• DATA IN THIS EXERCISE:
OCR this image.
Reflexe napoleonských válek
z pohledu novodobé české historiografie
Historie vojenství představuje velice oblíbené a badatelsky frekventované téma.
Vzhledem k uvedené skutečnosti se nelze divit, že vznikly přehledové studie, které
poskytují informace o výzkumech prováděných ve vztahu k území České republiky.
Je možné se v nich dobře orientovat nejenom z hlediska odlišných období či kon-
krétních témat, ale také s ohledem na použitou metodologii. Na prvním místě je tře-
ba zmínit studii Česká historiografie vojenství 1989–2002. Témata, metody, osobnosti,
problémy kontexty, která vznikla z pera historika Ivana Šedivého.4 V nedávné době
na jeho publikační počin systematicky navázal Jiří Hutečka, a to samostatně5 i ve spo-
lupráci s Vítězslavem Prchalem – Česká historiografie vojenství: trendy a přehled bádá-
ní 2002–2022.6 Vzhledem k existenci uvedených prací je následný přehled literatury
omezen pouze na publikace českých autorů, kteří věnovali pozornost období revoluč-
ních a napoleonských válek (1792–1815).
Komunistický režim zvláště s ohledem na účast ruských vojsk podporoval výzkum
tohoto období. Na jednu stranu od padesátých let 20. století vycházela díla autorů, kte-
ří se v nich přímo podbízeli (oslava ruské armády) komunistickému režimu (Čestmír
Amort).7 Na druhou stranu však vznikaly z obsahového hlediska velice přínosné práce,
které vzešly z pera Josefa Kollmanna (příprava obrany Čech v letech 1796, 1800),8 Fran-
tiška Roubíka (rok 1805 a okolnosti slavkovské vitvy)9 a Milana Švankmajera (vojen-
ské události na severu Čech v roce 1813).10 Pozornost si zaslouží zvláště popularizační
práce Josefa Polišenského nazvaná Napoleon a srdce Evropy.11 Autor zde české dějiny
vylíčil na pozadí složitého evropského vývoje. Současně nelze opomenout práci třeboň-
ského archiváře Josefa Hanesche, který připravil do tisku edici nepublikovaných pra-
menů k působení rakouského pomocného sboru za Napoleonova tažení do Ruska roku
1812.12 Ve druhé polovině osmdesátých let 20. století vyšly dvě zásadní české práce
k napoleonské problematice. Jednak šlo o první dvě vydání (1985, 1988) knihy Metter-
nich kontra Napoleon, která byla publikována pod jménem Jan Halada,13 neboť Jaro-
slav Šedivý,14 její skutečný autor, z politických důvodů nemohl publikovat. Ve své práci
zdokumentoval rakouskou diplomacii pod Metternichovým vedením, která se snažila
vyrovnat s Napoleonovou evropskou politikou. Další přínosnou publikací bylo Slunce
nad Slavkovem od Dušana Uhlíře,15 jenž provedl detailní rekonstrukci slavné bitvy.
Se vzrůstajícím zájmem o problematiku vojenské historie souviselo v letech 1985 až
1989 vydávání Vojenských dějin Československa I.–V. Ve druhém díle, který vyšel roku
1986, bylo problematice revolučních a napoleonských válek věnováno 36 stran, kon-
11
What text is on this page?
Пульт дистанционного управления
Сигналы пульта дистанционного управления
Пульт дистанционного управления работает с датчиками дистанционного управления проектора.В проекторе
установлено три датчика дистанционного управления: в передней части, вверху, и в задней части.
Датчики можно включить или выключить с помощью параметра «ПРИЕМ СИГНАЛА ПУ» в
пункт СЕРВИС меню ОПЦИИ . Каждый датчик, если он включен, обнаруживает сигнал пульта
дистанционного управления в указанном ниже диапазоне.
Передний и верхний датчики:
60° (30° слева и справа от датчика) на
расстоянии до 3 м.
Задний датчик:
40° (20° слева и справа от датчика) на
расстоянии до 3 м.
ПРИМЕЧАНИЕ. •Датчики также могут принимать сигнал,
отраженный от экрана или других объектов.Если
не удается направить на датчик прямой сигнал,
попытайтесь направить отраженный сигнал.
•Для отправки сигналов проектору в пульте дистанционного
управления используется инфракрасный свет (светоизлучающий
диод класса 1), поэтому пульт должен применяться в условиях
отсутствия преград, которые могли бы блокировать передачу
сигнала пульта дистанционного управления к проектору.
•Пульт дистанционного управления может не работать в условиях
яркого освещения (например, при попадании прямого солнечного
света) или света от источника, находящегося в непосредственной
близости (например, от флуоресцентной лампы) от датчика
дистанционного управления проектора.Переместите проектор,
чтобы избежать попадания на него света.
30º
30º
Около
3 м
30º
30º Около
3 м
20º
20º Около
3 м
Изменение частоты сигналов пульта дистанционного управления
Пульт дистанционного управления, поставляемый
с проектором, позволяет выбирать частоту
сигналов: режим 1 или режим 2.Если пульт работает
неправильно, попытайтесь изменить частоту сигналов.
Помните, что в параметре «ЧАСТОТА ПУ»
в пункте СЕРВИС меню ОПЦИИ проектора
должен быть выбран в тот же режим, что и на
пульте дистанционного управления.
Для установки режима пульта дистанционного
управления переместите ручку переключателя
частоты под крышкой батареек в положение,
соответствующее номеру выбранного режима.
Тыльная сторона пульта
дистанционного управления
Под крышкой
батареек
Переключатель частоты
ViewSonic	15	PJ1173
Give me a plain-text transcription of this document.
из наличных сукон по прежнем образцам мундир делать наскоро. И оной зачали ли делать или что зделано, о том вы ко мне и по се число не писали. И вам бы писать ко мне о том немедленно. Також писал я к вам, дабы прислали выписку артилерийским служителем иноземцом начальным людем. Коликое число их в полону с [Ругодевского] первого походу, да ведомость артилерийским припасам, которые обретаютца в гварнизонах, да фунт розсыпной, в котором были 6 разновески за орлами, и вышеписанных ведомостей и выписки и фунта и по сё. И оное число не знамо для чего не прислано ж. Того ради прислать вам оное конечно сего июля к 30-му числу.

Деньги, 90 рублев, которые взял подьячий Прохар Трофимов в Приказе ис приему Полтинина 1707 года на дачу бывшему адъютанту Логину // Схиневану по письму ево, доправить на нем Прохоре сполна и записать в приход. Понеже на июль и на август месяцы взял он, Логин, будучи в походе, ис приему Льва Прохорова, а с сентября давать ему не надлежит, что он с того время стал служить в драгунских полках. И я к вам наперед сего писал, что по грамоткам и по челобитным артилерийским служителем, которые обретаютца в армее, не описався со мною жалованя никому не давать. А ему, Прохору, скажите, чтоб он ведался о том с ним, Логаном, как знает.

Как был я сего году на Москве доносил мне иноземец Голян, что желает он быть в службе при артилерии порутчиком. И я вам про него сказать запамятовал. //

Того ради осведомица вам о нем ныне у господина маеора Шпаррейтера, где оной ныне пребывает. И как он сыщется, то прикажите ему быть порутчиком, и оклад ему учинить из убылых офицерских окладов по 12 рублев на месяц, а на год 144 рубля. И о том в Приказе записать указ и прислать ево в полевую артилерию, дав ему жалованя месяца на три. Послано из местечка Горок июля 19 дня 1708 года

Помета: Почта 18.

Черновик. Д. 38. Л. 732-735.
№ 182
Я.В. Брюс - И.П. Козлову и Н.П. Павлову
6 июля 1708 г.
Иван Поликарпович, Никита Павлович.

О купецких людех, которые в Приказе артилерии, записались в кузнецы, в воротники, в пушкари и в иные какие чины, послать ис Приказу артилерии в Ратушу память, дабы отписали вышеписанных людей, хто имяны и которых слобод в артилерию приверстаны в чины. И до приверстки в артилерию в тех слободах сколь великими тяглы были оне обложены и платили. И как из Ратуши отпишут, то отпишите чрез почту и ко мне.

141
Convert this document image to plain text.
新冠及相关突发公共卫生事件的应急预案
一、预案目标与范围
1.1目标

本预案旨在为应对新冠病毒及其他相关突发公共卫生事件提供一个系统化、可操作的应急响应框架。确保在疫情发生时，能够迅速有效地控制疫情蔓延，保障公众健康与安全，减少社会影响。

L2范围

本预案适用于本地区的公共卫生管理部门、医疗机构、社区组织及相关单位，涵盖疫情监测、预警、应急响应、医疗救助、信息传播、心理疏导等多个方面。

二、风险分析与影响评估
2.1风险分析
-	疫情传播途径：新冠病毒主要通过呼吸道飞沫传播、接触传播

• WRITTEN TASK: All lines from the one with "Convert this document image to plain text." through the final line above are to be quoted exactly; quote no other line.

• SOLUTION TO THE EXERCISE:
Convert this document image to plain text.
新冠及相关突发公共卫生事件的应急预案
一、预案目标与范围
1.1目标

本预案旨在为应对新冠病毒及其他相关突发公共卫生事件提供一个系统化、可操作的应急响应框架。确保在疫情发生时，能够迅速有效地控制疫情蔓延，保障公众健康与安全，减少社会影响。

L2范围

本预案适用于本地区的公共卫生管理部门、医疗机构、社区组织及相关单位，涵盖疫情监测、预警、应急响应、医疗救助、信息传播、心理疏导等多个方面。

二、风险分析与影响评估
2.1风险分析
-	疫情传播途径：新冠病毒主要通过呼吸道飞沫传播、接触传播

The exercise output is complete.